### WHAT TO PRODUCE
The entries are to be returned exactly, with images left out.
---- THE INPUT
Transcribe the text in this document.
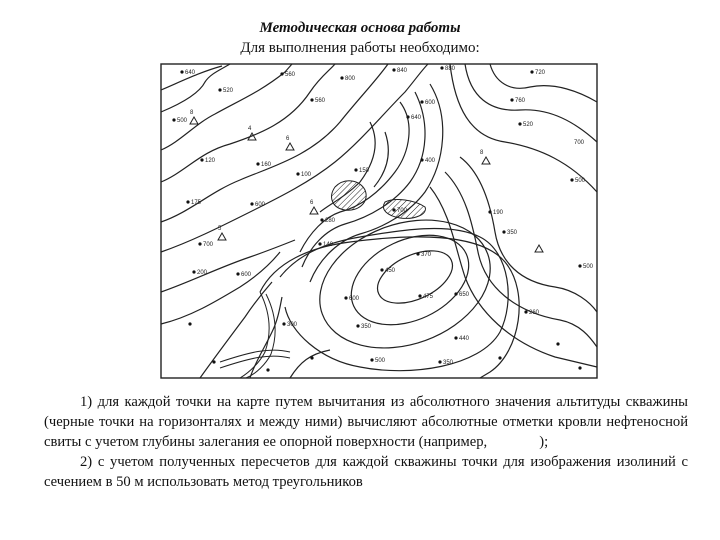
Методическая основа работы
Для выполнения работы необходимо:
640	560
800
840	880
720
520
560	600	760
500
8
4
640
520
700
120
160
100
150
400
6
500
8
5
600
700
175
280
190
6
700
350
140
500
370
200	600
450
475	650
260
600
300
440
350
500	350

1) для каждой точки на карте путем вычитания из абсолютного значения альтитуды скважины (черные точки на горизонталях и между ними) вычисляют абсолютные отметки кровли нефтеносной свиты с учетом глубины залегания ее опорной поверхности (например,	);

2) с учетом полученных пересчетов для каждой скважины точки для изображения изолиний с сечением в 50 м использовать метод треугольников
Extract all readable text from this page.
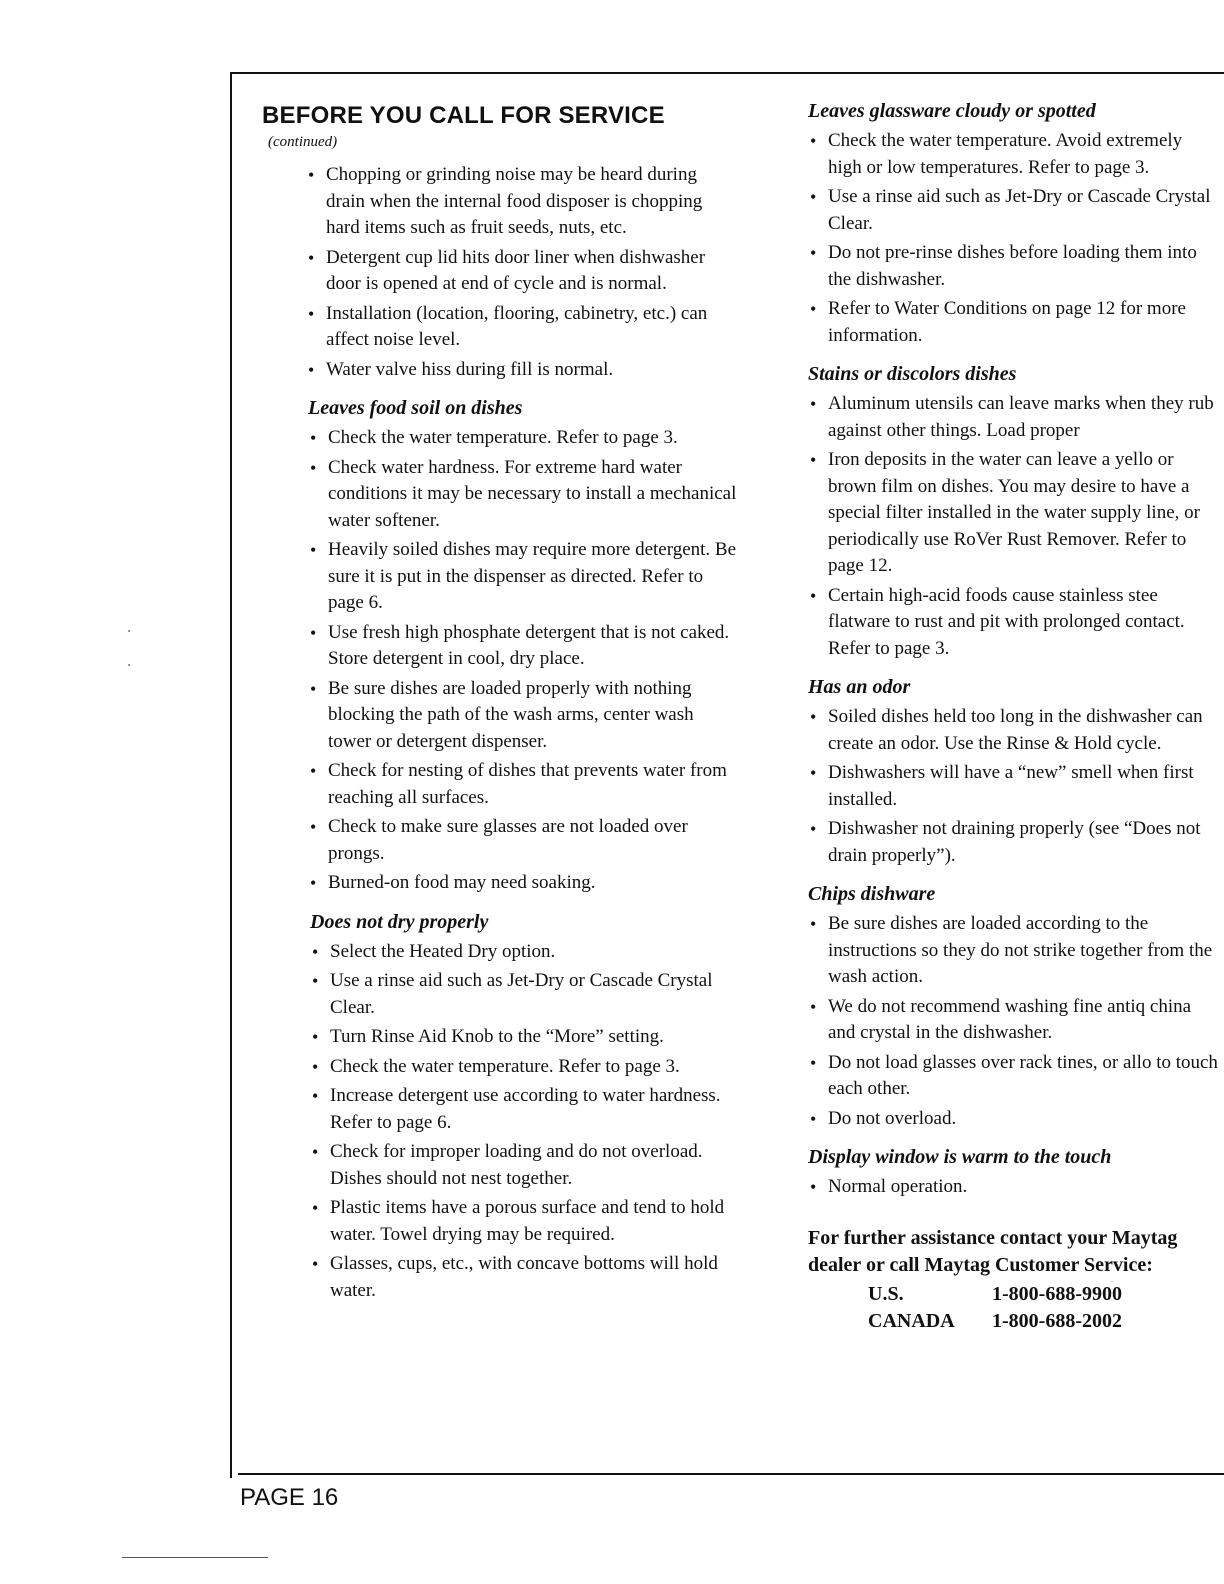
BEFORE YOU CALL FOR SERVICE

(continued)

• Chopping or grinding noise may be heard during drain when the internal food disposer is chopping hard items such as fruit seeds, nuts, etc.
• Detergent cup lid hits door liner when dishwasher door is opened at end of cycle and is normal.
• Installation (location, flooring, cabinetry, etc.) can affect noise level.
• Water valve hiss during fill is normal.
Leaves food soil on dishes
• Check the water temperature. Refer to page 3.
• Check water hardness. For extreme hard water conditions it may be necessary to install a mechanical water softener.
• Heavily soiled dishes may require more detergent. Be sure it is put in the dispenser as directed. Refer to page 6.
• Use fresh high phosphate detergent that is not caked. Store detergent in cool, dry place.
• Be sure dishes are loaded properly with nothing blocking the path of the wash arms, center wash tower or detergent dispenser.
• Check for nesting of dishes that prevents water from reaching all surfaces.
• Check to make sure glasses are not loaded over prongs.
• Burned-on food may need soaking.
Does not dry properly
• Select the Heated Dry option.
• Use a rinse aid such as Jet-Dry or Cascade Crystal Clear.
• Turn Rinse Aid Knob to the “More” setting.
• Check the water temperature. Refer to page 3.
• Increase detergent use according to water hardness. Refer to page 6.
• Check for improper loading and do not overload. Dishes should not nest together.
• Plastic items have a porous surface and tend to hold water. Towel drying may be required.
• Glasses, cups, etc., with concave bottoms will hold water.
Leaves glassware cloudy or spotted
• Check the water temperature. Avoid extremely high or low temperatures. Refer to page 3.
• Use a rinse aid such as Jet-Dry or Cascade Crystal Clear.
• Do not pre-rinse dishes before loading them into the dishwasher.
• Refer to Water Conditions on page 12 for more information.
Stains or discolors dishes
• Aluminum utensils can leave marks when they rub against other things. Load proper
• Iron deposits in the water can leave a yello or brown film on dishes. You may desire to have a special filter installed in the water supply line, or periodically use RoVer Rust Remover. Refer to page 12.
• Certain high-acid foods cause stainless stee flatware to rust and pit with prolonged contact. Refer to page 3.
Has an odor
• Soiled dishes held too long in the dishwasher can create an odor. Use the Rinse & Hold cycle.
• Dishwashers will have a “new” smell when first installed.
• Dishwasher not draining properly (see “Does not drain properly”).
Chips dishware
• Be sure dishes are loaded according to the instructions so they do not strike together from the wash action.
• We do not recommend washing fine antiq china and crystal in the dishwasher.
• Do not load glasses over rack tines, or allo to touch each other.
• Do not overload.
Display window is warm to the touch
• Normal operation.
For further assistance contact your Maytag dealer or call Maytag Customer Service:
U.S.	1-800-688-9900
CANADA	1-800-688-2002
PAGE 16
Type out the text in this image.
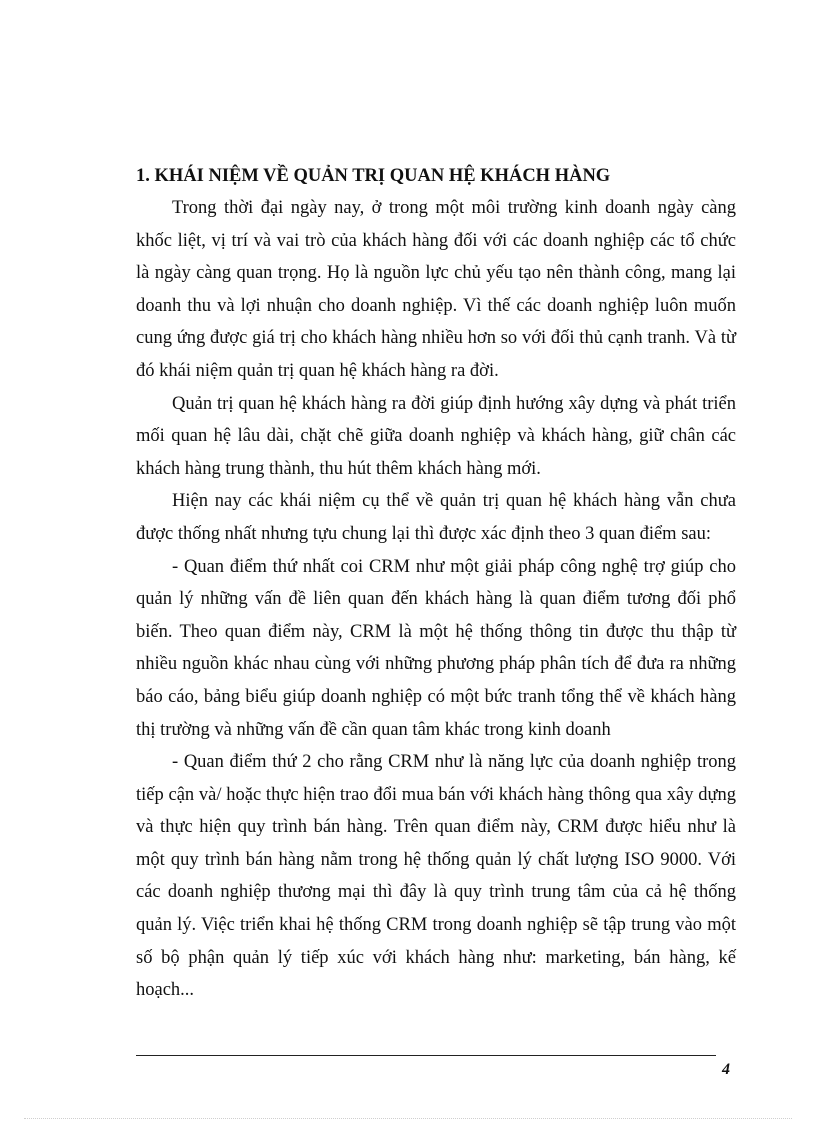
1. KHÁI NIỆM VỀ QUẢN TRỊ QUAN HỆ KHÁCH HÀNG

Trong thời đại ngày nay, ở trong một môi trường kinh doanh ngày càng khốc liệt, vị trí và vai trò của khách hàng đối với các doanh nghiệp các tổ chức là ngày càng quan trọng. Họ là nguồn lực chủ yếu tạo nên thành công, mang lại doanh thu và lợi nhuận cho doanh nghiệp. Vì thế các doanh nghiệp luôn muốn cung ứng được giá trị cho khách hàng nhiều hơn so với đối thủ cạnh tranh. Và từ đó khái niệm quản trị quan hệ khách hàng ra đời.

Quản trị quan hệ khách hàng ra đời giúp định hướng xây dựng và phát triển mối quan hệ lâu dài, chặt chẽ giữa doanh nghiệp và khách hàng, giữ chân các khách hàng trung thành, thu hút thêm khách hàng mới.

Hiện nay các khái niệm cụ thể về quản trị quan hệ khách hàng vẫn chưa được thống nhất nhưng tựu chung lại thì được xác định theo 3 quan điểm sau:

- Quan điểm thứ nhất coi CRM như một giải pháp công nghệ trợ giúp cho quản lý những vấn đề liên quan đến khách hàng là quan điểm tương đối phổ biến. Theo quan điểm này, CRM là một hệ thống thông tin được thu thập từ nhiều nguồn khác nhau cùng với những phương pháp phân tích để đưa ra những báo cáo, bảng biểu giúp doanh nghiệp có một bức tranh tổng thể về khách hàng thị trường và những vấn đề cần quan tâm khác trong kinh doanh

- Quan điểm thứ 2 cho rằng CRM như là năng lực của doanh nghiệp trong tiếp cận và/ hoặc thực hiện trao đổi mua bán với khách hàng thông qua xây dựng và thực hiện quy trình bán hàng. Trên quan điểm này, CRM được hiểu như là một quy trình bán hàng nằm trong hệ thống quản lý chất lượng ISO 9000. Với các doanh nghiệp thương mại thì đây là quy trình trung tâm của cả hệ thống quản lý. Việc triển khai hệ thống CRM trong doanh nghiệp sẽ tập trung vào một số bộ phận quản lý tiếp xúc với khách hàng như: marketing, bán hàng, kế hoạch...

4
--------
### SOLUTION FOR THIS TASK
Transcribe the text in this document.
Методическая основа работы
Для выполнения работы необходимо:
640	560
800
840	880
720
520
560	600	760
500
8
4
640
520
700
120
160
100
150
400
6
500
8
5
600
700
175
280
190
6
700
350
140
500
370
200	600
450
475	650
260
600
300
440
350
500	350

1) для каждой точки на карте путем вычитания из абсолютного значения альтитуды скважины (черные точки на горизонталях и между ними) вычисляют абсолютные отметки кровли нефтеносной свиты с учетом глубины залегания ее опорной поверхности (например,	);

2) с учетом полученных пересчетов для каждой скважины точки для изображения изолиний с сечением в 50 м использовать метод треугольников
Extract all readable text from this page.
BEFORE YOU CALL FOR SERVICE

(continued)

• Chopping or grinding noise may be heard during drain when the internal food disposer is chopping hard items such as fruit seeds, nuts, etc.
• Detergent cup lid hits door liner when dishwasher door is opened at end of cycle and is normal.
• Installation (location, flooring, cabinetry, etc.) can affect noise level.
• Water valve hiss during fill is normal.
Leaves food soil on dishes
• Check the water temperature. Refer to page 3.
• Check water hardness. For extreme hard water conditions it may be necessary to install a mechanical water softener.
• Heavily soiled dishes may require more detergent. Be sure it is put in the dispenser as directed. Refer to page 6.
• Use fresh high phosphate detergent that is not caked. Store detergent in cool, dry place.
• Be sure dishes are loaded properly with nothing blocking the path of the wash arms, center wash tower or detergent dispenser.
• Check for nesting of dishes that prevents water from reaching all surfaces.
• Check to make sure glasses are not loaded over prongs.
• Burned-on food may need soaking.
Does not dry properly
• Select the Heated Dry option.
• Use a rinse aid such as Jet-Dry or Cascade Crystal Clear.
• Turn Rinse Aid Knob to the “More” setting.
• Check the water temperature. Refer to page 3.
• Increase detergent use according to water hardness. Refer to page 6.
• Check for improper loading and do not overload. Dishes should not nest together.
• Plastic items have a porous surface and tend to hold water. Towel drying may be required.
• Glasses, cups, etc., with concave bottoms will hold water.
Leaves glassware cloudy or spotted
• Check the water temperature. Avoid extremely high or low temperatures. Refer to page 3.
• Use a rinse aid such as Jet-Dry or Cascade Crystal Clear.
• Do not pre-rinse dishes before loading them into the dishwasher.
• Refer to Water Conditions on page 12 for more information.
Stains or discolors dishes
• Aluminum utensils can leave marks when they rub against other things. Load proper
• Iron deposits in the water can leave a yello or brown film on dishes. You may desire to have a special filter installed in the water supply line, or periodically use RoVer Rust Remover. Refer to page 12.
• Certain high-acid foods cause stainless stee flatware to rust and pit with prolonged contact. Refer to page 3.
Has an odor
• Soiled dishes held too long in the dishwasher can create an odor. Use the Rinse & Hold cycle.
• Dishwashers will have a “new” smell when first installed.
• Dishwasher not draining properly (see “Does not drain properly”).
Chips dishware
• Be sure dishes are loaded according to the instructions so they do not strike together from the wash action.
• We do not recommend washing fine antiq china and crystal in the dishwasher.
• Do not load glasses over rack tines, or allo to touch each other.
• Do not overload.
Display window is warm to the touch
• Normal operation.
For further assistance contact your Maytag dealer or call Maytag Customer Service:
U.S.	1-800-688-9900
CANADA	1-800-688-2002
PAGE 16
Type out the text in this image.
1. KHÁI NIỆM VỀ QUẢN TRỊ QUAN HỆ KHÁCH HÀNG

Trong thời đại ngày nay, ở trong một môi trường kinh doanh ngày càng khốc liệt, vị trí và vai trò của khách hàng đối với các doanh nghiệp các tổ chức là ngày càng quan trọng. Họ là nguồn lực chủ yếu tạo nên thành công, mang lại doanh thu và lợi nhuận cho doanh nghiệp. Vì thế các doanh nghiệp luôn muốn cung ứng được giá trị cho khách hàng nhiều hơn so với đối thủ cạnh tranh. Và từ đó khái niệm quản trị quan hệ khách hàng ra đời.

Quản trị quan hệ khách hàng ra đời giúp định hướng xây dựng và phát triển mối quan hệ lâu dài, chặt chẽ giữa doanh nghiệp và khách hàng, giữ chân các khách hàng trung thành, thu hút thêm khách hàng mới.

Hiện nay các khái niệm cụ thể về quản trị quan hệ khách hàng vẫn chưa được thống nhất nhưng tựu chung lại thì được xác định theo 3 quan điểm sau:

- Quan điểm thứ nhất coi CRM như một giải pháp công nghệ trợ giúp cho quản lý những vấn đề liên quan đến khách hàng là quan điểm tương đối phổ biến. Theo quan điểm này, CRM là một hệ thống thông tin được thu thập từ nhiều nguồn khác nhau cùng với những phương pháp phân tích để đưa ra những báo cáo, bảng biểu giúp doanh nghiệp có một bức tranh tổng thể về khách hàng thị trường và những vấn đề cần quan tâm khác trong kinh doanh

- Quan điểm thứ 2 cho rằng CRM như là năng lực của doanh nghiệp trong tiếp cận và/ hoặc thực hiện trao đổi mua bán với khách hàng thông qua xây dựng và thực hiện quy trình bán hàng. Trên quan điểm này, CRM được hiểu như là một quy trình bán hàng nằm trong hệ thống quản lý chất lượng ISO 9000. Với các doanh nghiệp thương mại thì đây là quy trình trung tâm của cả hệ thống quản lý. Việc triển khai hệ thống CRM trong doanh nghiệp sẽ tập trung vào một số bộ phận quản lý tiếp xúc với khách hàng như: marketing, bán hàng, kế hoạch...

4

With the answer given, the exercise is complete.